Extract all lines from the data beneath that include the word "JSON".

▼

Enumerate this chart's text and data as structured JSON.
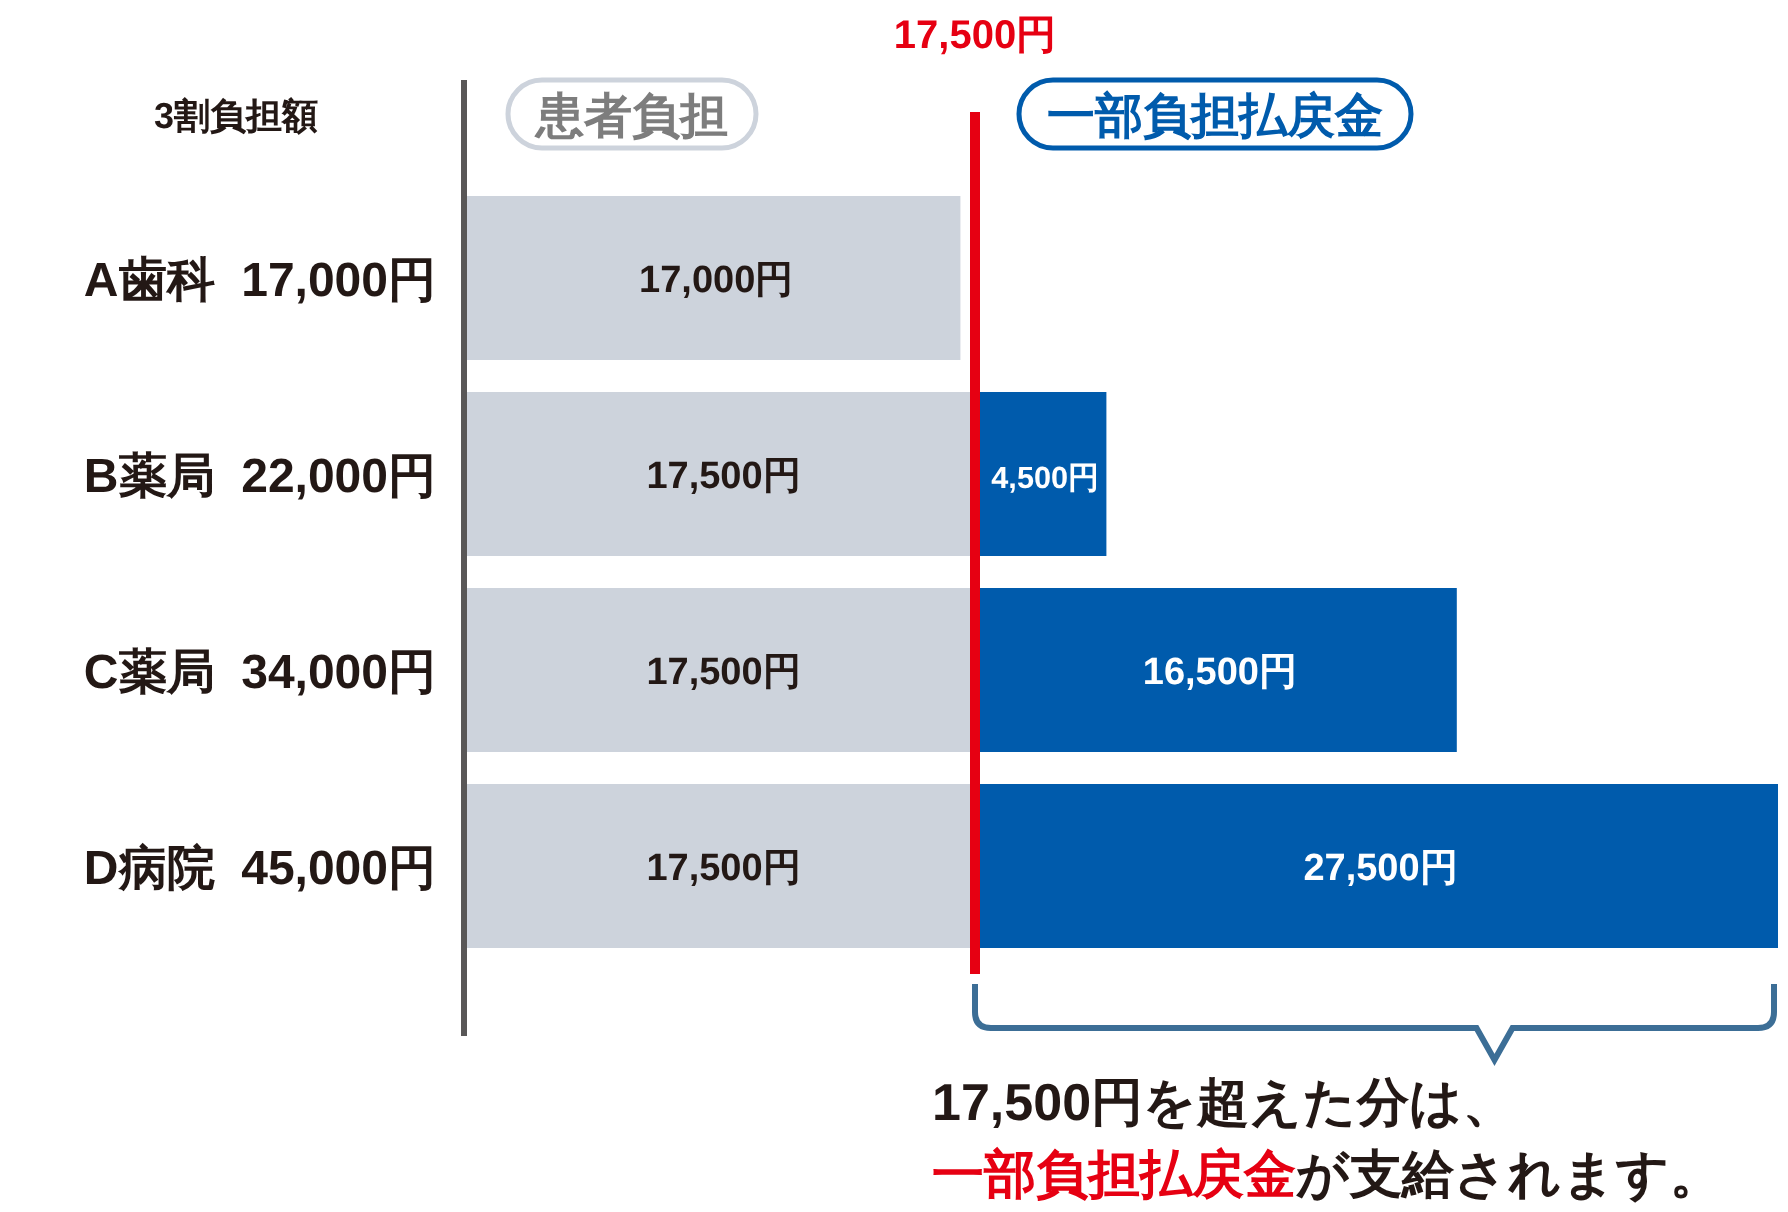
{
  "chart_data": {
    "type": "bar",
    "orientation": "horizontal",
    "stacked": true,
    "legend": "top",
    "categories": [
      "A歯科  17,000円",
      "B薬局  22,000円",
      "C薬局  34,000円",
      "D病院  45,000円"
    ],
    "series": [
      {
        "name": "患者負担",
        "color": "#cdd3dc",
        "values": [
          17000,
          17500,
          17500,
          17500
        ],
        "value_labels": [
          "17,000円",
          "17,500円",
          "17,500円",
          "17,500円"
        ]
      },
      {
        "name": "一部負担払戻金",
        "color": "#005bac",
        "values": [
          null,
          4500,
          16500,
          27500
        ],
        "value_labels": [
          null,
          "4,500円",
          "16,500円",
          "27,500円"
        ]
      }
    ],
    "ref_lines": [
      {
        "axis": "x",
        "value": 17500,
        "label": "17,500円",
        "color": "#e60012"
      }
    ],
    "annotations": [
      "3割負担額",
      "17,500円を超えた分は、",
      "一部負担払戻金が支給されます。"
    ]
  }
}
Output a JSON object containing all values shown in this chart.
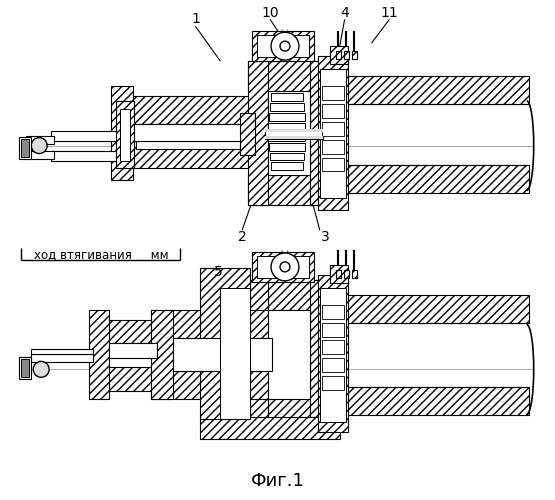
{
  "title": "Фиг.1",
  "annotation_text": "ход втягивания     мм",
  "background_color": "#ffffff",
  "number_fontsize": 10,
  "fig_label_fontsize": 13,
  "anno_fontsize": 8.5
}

▲

FINISHED EXERCISE:
Enumerate this chart's text and data as structured JSON.
Output a JSON object containing all values shown in this chart.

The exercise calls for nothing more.